TASK MATERIAL »
§
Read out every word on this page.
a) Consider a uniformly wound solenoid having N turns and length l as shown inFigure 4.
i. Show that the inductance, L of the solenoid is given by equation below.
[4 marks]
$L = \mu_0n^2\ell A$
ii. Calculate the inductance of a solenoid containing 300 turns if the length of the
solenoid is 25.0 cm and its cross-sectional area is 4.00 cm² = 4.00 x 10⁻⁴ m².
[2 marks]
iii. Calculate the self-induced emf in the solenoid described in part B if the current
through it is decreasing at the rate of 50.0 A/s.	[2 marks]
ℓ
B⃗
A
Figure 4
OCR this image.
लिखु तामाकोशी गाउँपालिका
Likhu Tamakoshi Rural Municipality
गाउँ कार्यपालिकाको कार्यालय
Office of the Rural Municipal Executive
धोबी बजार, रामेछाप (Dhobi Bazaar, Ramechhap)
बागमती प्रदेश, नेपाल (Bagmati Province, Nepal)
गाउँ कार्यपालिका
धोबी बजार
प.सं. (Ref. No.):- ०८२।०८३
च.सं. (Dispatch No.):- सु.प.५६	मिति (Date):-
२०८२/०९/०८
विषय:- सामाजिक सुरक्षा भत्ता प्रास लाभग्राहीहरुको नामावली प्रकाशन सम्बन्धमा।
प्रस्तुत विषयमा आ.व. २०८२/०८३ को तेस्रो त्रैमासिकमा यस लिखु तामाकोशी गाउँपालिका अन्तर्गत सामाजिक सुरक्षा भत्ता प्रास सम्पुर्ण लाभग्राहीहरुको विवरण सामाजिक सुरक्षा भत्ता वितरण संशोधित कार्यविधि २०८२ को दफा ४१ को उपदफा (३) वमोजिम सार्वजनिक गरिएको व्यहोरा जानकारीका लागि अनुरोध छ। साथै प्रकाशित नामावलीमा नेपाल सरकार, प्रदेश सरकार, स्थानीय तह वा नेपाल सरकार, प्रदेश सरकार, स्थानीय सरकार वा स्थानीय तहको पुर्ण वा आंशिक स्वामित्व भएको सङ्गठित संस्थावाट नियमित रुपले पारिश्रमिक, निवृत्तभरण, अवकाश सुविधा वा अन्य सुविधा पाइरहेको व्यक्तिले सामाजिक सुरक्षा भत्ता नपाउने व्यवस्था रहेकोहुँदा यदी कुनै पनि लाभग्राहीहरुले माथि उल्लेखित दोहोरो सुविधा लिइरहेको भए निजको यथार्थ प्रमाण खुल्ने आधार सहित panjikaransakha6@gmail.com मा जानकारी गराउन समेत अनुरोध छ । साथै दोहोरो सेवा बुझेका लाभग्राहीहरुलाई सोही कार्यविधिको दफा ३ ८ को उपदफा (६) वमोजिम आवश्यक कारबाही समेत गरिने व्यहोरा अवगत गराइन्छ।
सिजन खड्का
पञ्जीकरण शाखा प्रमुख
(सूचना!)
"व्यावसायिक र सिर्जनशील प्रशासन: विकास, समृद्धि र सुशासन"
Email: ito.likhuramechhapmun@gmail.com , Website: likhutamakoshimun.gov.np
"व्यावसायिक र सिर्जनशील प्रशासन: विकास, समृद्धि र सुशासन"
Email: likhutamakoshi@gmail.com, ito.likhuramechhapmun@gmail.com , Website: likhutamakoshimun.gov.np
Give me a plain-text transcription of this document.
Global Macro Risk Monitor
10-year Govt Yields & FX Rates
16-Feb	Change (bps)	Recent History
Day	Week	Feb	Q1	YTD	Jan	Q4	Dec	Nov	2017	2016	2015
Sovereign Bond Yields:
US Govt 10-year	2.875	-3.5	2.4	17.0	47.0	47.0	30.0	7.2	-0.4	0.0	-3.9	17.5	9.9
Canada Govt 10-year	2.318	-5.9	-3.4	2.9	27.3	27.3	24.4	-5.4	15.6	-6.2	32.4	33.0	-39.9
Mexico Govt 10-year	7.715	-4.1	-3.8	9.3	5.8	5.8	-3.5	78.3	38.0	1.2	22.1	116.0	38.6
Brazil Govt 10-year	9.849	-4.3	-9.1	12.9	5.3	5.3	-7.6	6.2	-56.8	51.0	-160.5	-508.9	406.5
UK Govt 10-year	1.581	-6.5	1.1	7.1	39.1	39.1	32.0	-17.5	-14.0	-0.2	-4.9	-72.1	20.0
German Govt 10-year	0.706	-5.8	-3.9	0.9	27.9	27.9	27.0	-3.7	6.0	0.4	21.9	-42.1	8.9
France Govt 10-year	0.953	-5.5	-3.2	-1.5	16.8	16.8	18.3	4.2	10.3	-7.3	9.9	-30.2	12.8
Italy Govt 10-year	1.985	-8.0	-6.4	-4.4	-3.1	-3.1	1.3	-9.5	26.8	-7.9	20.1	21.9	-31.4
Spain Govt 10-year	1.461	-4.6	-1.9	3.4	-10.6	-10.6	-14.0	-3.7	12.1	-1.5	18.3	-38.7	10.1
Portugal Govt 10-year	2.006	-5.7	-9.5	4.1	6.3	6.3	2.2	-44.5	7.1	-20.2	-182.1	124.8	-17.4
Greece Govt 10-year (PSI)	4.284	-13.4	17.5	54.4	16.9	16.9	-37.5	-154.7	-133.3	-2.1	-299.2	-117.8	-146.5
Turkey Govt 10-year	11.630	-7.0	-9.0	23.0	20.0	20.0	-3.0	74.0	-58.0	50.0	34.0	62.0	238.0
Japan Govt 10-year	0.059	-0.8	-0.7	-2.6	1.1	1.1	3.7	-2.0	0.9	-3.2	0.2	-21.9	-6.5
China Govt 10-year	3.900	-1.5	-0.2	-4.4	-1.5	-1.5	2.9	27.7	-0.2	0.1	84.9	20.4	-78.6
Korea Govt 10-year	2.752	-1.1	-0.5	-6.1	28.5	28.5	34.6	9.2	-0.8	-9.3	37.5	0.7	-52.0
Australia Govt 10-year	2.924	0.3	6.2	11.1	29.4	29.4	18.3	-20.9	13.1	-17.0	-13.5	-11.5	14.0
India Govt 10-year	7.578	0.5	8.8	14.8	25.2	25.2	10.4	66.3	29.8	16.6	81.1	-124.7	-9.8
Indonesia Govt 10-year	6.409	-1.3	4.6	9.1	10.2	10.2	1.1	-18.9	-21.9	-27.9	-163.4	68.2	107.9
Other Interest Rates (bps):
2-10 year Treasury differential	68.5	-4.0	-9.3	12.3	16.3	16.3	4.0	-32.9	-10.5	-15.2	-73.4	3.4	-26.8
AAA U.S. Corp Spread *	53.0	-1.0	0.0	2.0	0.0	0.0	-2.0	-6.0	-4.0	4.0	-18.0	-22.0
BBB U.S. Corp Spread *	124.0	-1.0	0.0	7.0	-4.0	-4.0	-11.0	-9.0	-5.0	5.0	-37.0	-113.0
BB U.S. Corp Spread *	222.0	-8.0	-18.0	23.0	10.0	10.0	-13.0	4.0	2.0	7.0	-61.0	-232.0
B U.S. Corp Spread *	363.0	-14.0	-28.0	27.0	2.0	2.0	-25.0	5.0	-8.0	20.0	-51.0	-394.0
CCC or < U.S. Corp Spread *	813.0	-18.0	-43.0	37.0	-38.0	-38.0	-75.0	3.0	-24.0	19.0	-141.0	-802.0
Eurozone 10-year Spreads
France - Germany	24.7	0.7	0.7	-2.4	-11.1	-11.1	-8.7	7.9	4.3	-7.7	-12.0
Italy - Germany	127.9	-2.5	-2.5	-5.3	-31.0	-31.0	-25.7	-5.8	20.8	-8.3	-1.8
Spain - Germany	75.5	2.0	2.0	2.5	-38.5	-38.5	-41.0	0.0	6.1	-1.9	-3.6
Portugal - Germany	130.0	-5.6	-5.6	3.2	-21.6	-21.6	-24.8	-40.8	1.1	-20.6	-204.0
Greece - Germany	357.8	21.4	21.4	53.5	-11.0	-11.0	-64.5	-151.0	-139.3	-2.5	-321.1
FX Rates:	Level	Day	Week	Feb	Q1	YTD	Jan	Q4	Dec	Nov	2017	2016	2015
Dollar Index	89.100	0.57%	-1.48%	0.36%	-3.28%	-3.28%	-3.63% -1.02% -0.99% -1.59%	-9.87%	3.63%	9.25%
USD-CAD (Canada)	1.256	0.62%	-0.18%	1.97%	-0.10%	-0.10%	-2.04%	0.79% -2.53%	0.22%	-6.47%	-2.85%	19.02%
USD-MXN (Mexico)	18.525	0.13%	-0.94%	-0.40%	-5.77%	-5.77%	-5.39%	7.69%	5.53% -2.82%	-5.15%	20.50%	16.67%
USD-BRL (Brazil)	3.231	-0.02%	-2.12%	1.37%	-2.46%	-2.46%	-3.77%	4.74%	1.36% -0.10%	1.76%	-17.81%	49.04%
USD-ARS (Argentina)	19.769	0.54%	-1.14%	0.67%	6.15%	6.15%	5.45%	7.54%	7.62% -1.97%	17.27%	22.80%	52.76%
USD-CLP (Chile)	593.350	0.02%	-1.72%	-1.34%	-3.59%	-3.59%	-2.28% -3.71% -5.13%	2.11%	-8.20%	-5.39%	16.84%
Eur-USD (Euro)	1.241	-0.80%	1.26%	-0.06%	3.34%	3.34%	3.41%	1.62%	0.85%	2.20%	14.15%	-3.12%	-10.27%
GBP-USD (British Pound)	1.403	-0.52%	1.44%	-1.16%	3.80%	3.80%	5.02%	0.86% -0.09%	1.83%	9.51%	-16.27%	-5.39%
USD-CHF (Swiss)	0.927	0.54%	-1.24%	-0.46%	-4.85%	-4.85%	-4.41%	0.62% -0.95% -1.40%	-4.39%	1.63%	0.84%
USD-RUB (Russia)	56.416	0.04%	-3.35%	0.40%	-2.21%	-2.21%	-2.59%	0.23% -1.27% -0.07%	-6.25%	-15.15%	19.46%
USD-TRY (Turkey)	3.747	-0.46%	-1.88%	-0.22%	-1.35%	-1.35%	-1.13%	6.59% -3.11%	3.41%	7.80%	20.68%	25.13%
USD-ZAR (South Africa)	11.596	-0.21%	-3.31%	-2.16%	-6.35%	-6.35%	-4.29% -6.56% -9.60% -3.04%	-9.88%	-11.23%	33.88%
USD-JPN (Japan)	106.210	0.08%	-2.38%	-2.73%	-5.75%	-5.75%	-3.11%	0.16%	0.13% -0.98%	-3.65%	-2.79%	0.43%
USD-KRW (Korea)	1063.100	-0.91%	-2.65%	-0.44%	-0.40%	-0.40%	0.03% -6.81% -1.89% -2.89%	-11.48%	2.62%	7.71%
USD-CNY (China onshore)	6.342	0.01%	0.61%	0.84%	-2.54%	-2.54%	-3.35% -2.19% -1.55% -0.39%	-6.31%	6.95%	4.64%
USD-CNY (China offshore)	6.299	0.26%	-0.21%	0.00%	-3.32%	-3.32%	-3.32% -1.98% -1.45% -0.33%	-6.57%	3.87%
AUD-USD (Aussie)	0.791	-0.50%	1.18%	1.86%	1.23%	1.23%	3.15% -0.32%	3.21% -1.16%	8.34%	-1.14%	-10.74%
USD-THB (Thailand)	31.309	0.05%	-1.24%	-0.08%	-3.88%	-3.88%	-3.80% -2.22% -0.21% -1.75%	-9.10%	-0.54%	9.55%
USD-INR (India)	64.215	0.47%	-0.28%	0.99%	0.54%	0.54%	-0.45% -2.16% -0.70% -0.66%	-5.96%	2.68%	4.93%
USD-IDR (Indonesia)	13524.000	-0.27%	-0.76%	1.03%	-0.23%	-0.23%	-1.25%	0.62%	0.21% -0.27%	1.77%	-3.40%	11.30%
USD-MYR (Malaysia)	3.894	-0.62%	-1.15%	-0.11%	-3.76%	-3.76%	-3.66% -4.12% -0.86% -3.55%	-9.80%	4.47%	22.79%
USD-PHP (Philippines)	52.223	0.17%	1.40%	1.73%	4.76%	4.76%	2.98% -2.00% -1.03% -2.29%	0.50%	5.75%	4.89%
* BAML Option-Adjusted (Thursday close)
§
PROBLEM TO SOLVE » Of the lines in this listing, report how many contain the string "Japan", and give the number only.

RESPONSE TO THE EXERCISE » 2